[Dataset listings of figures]
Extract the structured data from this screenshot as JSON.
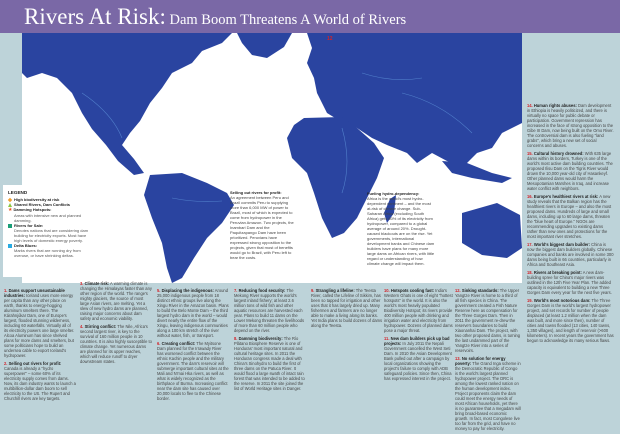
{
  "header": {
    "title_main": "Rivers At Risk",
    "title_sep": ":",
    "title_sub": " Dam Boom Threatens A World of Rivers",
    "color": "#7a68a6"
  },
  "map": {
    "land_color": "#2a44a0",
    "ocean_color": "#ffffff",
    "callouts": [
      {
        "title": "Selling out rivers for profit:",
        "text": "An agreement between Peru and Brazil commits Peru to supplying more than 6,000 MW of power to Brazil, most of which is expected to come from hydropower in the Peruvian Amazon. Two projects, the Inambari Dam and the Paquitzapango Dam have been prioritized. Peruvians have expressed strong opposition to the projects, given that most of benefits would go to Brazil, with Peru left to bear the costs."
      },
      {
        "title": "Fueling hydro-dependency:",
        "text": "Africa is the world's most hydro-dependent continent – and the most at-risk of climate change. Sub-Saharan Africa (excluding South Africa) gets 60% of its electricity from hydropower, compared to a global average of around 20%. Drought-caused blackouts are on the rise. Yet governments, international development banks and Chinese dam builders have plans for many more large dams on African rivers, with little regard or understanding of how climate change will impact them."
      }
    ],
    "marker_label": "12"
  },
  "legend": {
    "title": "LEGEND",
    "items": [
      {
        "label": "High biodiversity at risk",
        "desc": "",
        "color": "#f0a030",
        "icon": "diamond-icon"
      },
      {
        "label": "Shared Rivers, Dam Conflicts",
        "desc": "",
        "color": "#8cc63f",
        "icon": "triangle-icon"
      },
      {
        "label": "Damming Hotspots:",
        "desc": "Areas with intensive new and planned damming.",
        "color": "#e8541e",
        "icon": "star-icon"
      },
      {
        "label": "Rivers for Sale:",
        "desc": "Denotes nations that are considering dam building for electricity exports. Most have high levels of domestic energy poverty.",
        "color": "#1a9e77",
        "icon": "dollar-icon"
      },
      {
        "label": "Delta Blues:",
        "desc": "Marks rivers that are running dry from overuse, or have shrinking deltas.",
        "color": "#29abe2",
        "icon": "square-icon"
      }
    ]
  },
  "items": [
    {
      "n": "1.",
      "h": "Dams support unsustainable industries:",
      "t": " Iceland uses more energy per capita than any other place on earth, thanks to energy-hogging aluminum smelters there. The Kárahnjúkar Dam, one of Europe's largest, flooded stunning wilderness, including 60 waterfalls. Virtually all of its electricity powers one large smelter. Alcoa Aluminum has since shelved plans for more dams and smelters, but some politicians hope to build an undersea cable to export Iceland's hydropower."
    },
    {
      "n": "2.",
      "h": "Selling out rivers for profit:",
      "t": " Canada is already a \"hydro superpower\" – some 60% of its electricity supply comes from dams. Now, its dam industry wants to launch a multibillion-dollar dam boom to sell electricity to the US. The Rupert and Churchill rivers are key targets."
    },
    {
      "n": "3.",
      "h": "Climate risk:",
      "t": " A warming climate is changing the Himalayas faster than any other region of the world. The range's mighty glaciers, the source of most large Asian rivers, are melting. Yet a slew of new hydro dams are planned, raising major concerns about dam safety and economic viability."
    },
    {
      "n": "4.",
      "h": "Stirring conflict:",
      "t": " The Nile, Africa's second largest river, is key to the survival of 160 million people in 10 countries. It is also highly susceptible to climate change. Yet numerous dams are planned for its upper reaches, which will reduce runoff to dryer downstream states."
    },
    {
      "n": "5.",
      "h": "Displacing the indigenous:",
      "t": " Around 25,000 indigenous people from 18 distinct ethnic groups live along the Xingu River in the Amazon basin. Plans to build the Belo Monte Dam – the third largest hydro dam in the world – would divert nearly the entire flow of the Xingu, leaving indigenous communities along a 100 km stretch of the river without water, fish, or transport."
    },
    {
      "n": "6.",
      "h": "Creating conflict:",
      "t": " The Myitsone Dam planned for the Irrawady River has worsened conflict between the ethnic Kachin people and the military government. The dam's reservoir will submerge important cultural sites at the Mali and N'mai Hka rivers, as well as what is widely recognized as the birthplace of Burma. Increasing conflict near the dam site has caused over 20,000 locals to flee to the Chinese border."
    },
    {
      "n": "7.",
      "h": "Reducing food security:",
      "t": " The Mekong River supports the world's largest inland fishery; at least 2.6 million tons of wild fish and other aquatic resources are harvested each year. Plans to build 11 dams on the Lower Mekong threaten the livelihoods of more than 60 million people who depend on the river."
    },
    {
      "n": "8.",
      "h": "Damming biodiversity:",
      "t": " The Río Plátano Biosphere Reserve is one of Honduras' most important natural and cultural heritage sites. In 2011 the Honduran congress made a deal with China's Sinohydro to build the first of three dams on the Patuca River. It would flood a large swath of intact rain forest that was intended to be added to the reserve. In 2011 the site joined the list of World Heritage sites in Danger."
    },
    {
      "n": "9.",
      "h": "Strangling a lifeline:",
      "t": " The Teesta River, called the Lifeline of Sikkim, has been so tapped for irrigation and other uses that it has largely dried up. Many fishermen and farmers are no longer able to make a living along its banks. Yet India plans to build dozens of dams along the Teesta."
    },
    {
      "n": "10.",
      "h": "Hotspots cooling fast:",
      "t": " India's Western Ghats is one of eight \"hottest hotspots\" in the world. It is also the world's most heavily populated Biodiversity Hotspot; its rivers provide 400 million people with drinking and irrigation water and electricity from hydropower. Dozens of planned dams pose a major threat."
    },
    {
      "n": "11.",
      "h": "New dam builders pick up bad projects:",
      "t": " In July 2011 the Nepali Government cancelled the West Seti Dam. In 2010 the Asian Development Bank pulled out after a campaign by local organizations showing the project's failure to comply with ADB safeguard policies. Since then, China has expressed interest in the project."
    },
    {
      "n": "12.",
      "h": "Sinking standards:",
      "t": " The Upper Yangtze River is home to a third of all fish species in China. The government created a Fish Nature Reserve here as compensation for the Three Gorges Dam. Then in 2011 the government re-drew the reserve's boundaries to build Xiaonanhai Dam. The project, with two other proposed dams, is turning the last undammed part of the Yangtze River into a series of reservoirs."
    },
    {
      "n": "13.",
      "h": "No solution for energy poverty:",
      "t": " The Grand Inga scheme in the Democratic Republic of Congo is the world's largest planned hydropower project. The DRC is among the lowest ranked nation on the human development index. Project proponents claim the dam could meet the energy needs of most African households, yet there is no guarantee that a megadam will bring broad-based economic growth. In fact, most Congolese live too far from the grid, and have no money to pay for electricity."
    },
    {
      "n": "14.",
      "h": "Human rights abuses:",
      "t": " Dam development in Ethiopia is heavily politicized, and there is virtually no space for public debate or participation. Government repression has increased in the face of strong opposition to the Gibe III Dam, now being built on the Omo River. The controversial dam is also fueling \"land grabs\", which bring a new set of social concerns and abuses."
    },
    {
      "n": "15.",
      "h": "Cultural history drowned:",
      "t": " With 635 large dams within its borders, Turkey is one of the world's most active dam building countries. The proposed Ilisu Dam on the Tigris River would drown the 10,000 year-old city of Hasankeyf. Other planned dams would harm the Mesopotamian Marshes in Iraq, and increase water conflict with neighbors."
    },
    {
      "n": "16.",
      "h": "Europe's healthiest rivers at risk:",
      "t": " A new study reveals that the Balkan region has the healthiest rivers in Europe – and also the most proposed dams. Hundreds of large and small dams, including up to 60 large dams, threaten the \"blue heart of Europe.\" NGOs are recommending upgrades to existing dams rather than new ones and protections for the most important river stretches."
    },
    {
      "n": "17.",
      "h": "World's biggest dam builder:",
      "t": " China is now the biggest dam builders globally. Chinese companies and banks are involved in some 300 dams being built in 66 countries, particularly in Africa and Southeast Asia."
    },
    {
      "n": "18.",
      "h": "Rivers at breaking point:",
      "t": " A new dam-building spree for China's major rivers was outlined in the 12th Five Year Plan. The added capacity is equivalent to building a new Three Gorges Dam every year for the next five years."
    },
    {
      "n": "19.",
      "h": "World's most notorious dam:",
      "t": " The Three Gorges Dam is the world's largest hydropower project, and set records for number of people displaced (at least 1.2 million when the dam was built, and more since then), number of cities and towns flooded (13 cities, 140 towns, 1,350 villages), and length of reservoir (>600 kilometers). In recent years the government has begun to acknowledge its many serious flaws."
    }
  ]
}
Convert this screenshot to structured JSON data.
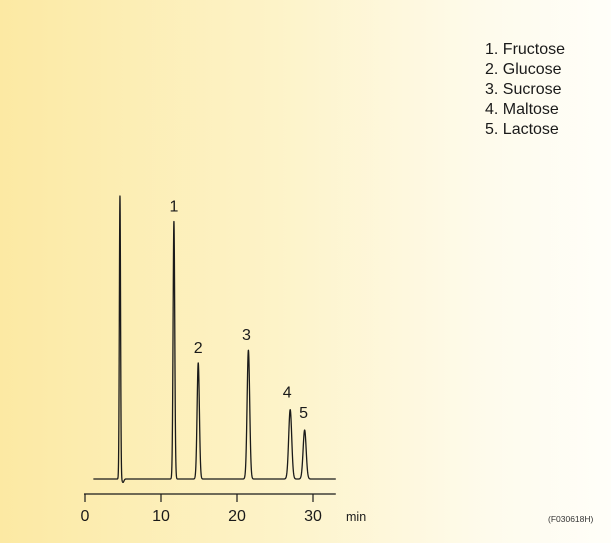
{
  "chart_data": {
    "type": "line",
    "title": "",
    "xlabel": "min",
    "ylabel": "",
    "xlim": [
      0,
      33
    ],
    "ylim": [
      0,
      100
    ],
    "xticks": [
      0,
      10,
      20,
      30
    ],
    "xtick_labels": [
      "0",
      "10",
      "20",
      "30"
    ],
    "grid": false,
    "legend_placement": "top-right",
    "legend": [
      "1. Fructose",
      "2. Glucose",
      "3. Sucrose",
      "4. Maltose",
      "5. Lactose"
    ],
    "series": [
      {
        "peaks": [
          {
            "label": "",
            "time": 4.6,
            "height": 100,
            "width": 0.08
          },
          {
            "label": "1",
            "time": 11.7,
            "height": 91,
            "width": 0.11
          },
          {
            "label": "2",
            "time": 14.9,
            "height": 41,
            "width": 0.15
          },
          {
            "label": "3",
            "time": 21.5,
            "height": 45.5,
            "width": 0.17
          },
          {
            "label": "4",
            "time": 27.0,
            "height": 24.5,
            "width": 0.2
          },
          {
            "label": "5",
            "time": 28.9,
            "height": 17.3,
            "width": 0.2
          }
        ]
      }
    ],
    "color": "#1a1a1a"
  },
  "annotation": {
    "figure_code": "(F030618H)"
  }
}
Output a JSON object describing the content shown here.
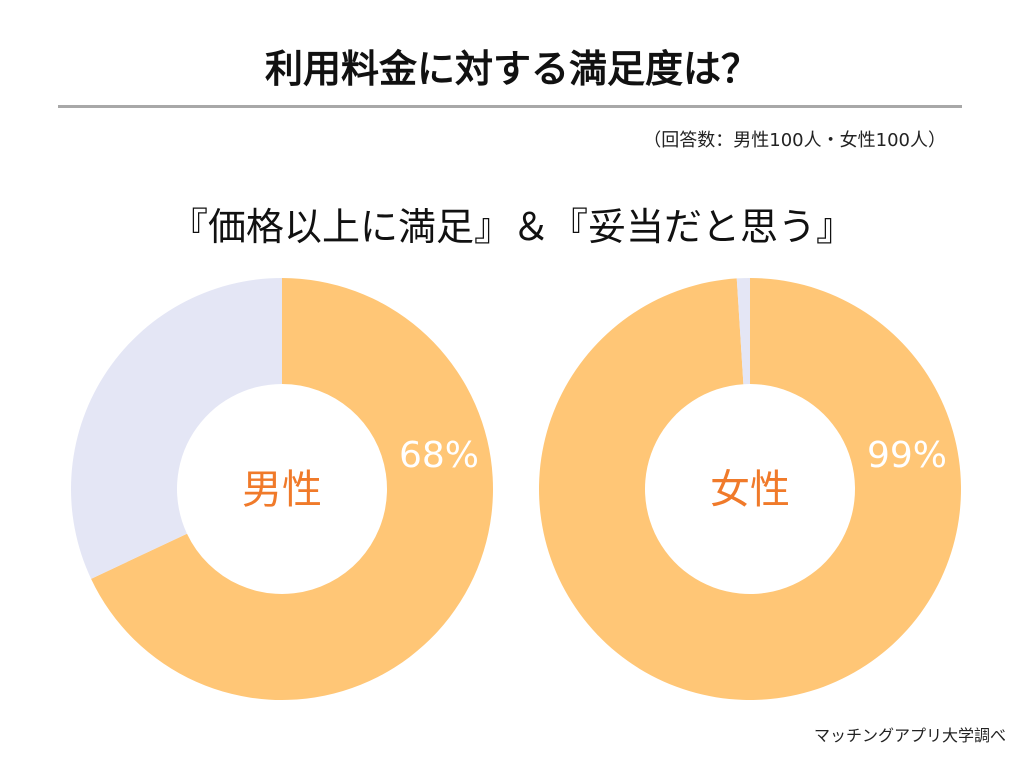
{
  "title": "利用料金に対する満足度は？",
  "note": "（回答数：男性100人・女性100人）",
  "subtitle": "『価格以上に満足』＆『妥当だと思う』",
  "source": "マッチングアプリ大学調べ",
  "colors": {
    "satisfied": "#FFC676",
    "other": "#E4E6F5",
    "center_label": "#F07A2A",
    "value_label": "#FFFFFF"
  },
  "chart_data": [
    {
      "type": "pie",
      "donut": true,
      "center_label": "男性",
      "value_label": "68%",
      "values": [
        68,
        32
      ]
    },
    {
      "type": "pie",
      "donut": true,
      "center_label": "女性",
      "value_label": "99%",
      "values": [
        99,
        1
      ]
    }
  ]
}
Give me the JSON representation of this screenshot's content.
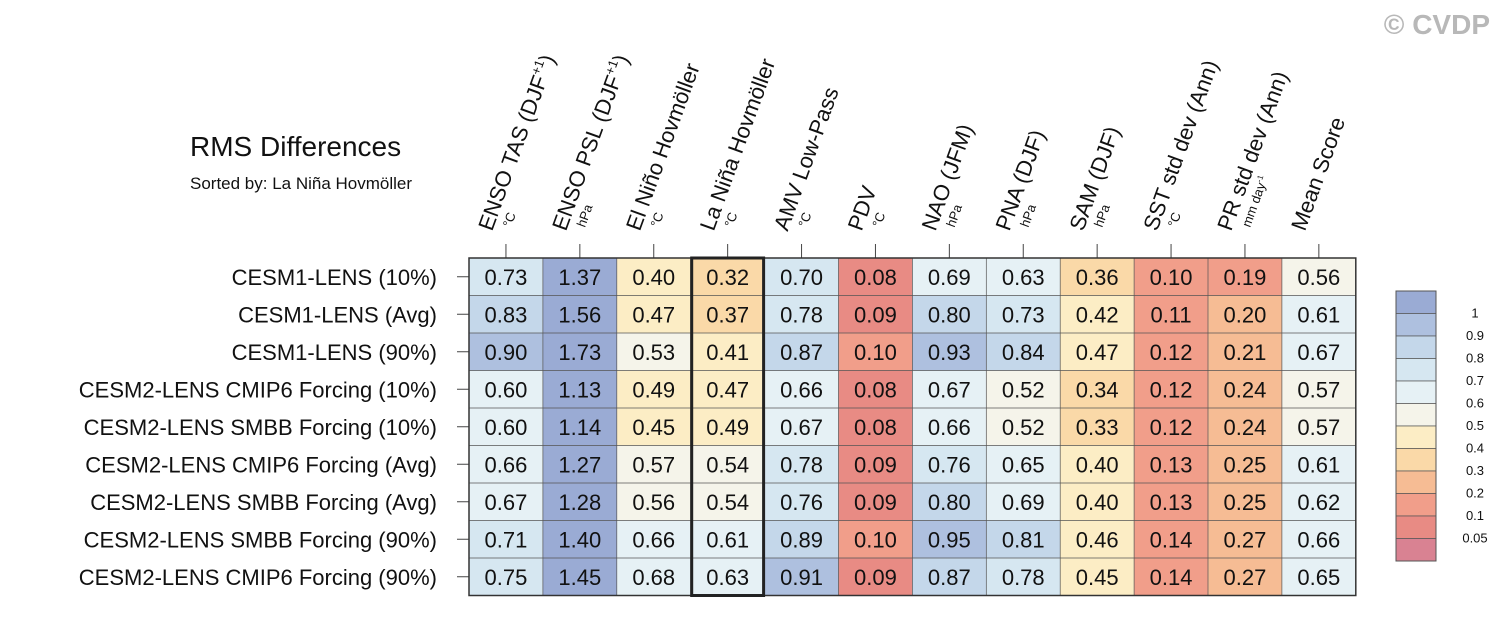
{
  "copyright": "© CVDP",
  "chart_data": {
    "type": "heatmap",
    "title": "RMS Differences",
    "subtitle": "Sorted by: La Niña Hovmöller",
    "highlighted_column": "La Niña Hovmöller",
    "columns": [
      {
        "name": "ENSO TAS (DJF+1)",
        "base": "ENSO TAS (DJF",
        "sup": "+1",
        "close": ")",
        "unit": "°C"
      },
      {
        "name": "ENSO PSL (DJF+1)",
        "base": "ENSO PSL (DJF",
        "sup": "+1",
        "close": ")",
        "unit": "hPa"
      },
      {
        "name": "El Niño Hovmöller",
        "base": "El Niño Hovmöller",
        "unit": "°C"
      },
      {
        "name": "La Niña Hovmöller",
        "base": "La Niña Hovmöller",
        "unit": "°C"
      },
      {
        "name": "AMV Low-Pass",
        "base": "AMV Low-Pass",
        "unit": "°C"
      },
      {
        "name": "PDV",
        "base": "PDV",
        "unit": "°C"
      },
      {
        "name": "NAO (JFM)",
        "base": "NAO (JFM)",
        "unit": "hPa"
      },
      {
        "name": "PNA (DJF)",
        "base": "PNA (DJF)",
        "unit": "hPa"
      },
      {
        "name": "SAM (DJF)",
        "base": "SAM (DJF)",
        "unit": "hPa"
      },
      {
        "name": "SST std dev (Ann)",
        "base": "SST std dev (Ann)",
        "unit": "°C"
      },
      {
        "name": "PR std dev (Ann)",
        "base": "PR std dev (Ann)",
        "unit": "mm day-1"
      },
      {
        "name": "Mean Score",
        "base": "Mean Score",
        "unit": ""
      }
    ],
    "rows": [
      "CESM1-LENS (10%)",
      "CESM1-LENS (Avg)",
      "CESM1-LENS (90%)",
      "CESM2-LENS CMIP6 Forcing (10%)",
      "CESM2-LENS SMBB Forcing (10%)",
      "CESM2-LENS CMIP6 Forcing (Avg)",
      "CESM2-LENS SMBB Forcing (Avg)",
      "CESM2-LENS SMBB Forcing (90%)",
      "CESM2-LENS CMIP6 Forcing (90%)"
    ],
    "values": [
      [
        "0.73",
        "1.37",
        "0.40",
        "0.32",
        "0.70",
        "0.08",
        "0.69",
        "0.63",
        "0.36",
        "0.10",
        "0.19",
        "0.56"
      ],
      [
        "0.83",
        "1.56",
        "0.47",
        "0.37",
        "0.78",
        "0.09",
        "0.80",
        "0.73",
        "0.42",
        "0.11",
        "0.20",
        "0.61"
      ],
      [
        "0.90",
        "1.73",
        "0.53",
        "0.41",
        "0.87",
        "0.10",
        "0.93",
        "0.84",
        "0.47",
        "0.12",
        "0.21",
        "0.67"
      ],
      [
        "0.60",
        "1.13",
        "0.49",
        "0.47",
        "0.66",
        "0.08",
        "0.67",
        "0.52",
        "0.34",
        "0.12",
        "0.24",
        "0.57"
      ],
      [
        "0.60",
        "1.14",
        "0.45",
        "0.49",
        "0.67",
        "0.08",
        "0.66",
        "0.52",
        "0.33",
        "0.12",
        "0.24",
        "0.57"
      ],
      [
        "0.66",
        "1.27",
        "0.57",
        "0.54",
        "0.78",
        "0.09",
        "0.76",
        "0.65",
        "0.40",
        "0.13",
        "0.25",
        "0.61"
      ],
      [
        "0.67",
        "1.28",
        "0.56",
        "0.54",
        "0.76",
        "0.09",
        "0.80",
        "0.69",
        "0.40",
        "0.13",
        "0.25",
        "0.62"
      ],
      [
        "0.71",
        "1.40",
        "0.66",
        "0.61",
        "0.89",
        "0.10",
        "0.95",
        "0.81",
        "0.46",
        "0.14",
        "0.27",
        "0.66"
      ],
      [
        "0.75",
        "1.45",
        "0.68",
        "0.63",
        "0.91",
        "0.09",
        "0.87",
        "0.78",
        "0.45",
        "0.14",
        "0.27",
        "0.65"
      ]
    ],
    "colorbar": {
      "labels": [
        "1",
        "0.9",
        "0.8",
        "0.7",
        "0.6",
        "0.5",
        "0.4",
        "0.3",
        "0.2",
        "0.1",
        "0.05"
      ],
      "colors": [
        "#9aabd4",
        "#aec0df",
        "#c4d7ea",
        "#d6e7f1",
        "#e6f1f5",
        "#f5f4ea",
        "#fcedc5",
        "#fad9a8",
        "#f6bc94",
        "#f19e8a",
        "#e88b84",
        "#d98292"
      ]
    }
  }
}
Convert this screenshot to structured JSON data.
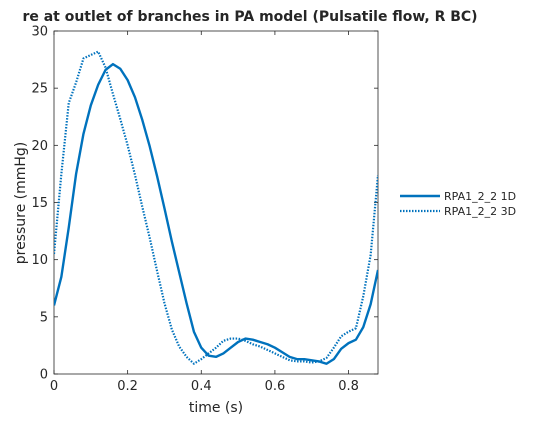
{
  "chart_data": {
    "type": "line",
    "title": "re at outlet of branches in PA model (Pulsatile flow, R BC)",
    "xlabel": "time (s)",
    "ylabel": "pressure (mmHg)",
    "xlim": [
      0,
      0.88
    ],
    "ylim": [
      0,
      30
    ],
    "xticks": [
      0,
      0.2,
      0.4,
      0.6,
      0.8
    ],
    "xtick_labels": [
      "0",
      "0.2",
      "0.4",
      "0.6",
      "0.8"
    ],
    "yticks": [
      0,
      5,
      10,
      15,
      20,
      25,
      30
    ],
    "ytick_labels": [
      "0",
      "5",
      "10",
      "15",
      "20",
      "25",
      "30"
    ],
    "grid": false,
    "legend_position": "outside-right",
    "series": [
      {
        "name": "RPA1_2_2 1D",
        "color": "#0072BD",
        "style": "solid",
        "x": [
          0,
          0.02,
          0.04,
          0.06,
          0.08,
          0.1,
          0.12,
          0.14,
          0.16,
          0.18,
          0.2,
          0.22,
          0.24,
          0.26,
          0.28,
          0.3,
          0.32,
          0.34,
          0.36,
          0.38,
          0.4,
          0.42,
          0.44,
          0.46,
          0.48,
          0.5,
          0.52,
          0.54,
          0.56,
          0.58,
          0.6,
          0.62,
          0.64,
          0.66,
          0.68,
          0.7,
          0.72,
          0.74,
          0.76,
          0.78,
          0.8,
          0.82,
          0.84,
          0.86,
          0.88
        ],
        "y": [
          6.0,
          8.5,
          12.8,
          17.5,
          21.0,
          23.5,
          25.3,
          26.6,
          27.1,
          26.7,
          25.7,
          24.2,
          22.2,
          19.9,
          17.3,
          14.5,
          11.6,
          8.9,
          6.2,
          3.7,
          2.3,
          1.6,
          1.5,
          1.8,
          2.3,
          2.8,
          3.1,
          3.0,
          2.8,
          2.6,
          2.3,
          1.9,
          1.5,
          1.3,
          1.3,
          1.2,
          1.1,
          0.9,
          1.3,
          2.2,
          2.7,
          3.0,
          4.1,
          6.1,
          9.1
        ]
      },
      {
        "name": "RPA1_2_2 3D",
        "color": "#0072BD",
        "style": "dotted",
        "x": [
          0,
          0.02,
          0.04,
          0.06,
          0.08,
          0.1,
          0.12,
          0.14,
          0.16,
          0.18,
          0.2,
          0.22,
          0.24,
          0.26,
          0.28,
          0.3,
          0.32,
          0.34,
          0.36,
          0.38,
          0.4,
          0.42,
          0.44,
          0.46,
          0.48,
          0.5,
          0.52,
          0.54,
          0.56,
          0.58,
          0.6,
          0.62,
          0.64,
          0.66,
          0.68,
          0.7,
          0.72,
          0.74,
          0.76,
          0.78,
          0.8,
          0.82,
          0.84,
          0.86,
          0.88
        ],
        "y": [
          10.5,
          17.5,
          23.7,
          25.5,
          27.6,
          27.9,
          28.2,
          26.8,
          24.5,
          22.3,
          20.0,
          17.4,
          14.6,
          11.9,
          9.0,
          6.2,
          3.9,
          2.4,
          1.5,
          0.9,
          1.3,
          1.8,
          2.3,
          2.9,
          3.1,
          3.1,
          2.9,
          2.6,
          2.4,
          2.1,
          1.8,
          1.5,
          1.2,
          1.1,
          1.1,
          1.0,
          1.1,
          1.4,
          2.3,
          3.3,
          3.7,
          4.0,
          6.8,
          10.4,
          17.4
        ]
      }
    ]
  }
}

→ What you need to do
Scan the material above for the word "third". Copy each line where it occurs.

→ Response to this exercise
      "t": " Around 25,000 indigenous people from 18 distinct ethnic groups live along the Xingu River in the Amazon basin. Plans to build the Belo Monte Dam – the third largest hydro dam in the world – would divert nearly the entire flow of the Xingu, leaving indigenous communities along a 100 km stretch of the river without water, fish, or transport."
      "t": " The Upper Yangtze River is home to a third of all fish species in China. The government created a Fish Nature Reserve here as compensation for the Three Gorges Dam. Then in 2011 the government re-drew the reserve's boundaries to build Xiaonanhai Dam. The project, with two other proposed dams, is turning the last undammed part of the Yangtze River into a series of reservoirs."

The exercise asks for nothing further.